==== LISTING

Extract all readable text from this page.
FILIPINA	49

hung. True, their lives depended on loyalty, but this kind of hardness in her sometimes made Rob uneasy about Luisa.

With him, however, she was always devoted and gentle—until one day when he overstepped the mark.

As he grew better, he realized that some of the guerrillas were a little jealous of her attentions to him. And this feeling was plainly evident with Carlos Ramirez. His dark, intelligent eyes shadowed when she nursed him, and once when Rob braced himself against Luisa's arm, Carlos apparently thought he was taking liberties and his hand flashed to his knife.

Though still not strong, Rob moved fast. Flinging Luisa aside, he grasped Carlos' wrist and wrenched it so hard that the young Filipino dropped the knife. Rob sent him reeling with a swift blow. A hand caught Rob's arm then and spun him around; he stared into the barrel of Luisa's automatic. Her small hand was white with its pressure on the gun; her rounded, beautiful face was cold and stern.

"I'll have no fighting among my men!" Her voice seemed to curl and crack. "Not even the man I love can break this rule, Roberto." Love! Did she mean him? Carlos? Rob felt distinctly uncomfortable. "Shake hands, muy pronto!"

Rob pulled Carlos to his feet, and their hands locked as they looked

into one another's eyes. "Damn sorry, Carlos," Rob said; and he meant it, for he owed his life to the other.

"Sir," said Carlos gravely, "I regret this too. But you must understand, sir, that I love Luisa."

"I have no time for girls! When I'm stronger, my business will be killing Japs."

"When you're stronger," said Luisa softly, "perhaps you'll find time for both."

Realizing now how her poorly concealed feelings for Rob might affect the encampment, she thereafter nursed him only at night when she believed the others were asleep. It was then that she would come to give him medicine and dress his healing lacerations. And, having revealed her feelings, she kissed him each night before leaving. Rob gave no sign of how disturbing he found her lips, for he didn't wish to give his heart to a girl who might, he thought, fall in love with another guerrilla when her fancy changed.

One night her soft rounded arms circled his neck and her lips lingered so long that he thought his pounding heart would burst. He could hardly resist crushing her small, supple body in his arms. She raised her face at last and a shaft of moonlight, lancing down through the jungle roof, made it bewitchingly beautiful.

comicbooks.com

========

TASK DETAILS →
Copy each line holding the word "night" from the listing above.

SOLUTION TO THIS PROBLEM →
Realizing now how her poorly concealed feelings for Rob might affect the encampment, she thereafter nursed him only at night when she believed the others were asleep. It was then that she would come to give him medicine and dress his healing lacerations. And, having revealed her feelings, she kissed him each night before leaving. Rob gave no sign of how disturbing he found her lips, for he didn't wish to give his heart to a girl who might, he thought, fall in love with another guerrilla when her fancy changed.
One night her soft rounded arms circled his neck and her lips lingered so long that he thought his pounding heart would burst. He could hardly resist crushing her small, supple body in his arms. She raised her face at last and a shaft of moonlight, lancing down through the jungle roof, made it bewitchingly beautiful.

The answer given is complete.